# [EXERCISE OBJECTIVE]
Scan each line of the records for the word "share" and extract the ones that have it.
--- begin PROVIDED MATERIAL ---
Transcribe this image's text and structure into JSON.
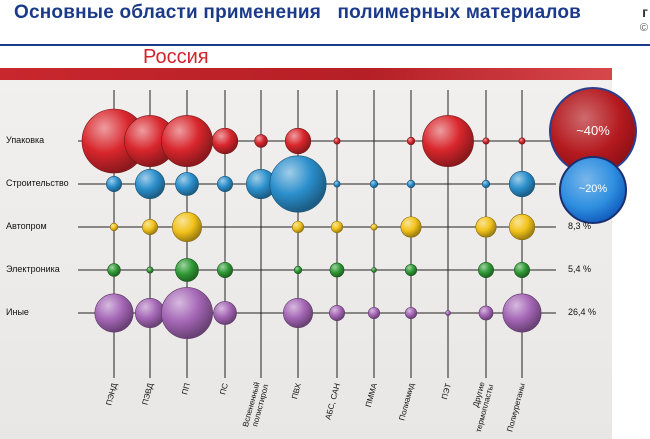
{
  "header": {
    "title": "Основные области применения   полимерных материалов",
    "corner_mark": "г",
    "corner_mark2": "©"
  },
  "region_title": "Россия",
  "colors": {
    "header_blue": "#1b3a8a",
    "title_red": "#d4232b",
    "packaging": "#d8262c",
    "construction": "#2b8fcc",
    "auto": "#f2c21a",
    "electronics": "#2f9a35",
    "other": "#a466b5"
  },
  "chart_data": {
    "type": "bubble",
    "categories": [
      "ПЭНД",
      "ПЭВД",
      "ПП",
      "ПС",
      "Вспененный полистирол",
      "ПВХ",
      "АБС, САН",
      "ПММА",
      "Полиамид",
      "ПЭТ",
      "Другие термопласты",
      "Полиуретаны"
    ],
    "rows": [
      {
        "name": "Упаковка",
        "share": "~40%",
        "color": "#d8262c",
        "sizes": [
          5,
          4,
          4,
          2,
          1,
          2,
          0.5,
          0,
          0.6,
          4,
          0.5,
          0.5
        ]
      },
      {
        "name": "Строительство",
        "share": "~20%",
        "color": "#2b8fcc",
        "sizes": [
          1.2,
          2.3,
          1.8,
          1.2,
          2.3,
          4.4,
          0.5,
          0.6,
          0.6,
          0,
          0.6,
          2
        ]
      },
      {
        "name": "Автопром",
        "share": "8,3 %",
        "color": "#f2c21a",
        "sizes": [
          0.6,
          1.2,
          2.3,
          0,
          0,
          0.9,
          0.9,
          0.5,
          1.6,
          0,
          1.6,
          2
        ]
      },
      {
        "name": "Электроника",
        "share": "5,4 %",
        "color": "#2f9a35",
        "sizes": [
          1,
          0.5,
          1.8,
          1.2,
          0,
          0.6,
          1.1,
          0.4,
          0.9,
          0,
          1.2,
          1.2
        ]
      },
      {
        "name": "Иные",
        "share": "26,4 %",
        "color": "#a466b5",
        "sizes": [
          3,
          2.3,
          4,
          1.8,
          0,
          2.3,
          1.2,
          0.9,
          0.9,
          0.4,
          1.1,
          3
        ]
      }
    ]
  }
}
--- end PROVIDED MATERIAL ---
# [RESULT OF THE EXERCISE]
        "share": "~40%",
        "share": "~20%",
        "share": "8,3 %",
        "share": "5,4 %",
        "share": "26,4 %",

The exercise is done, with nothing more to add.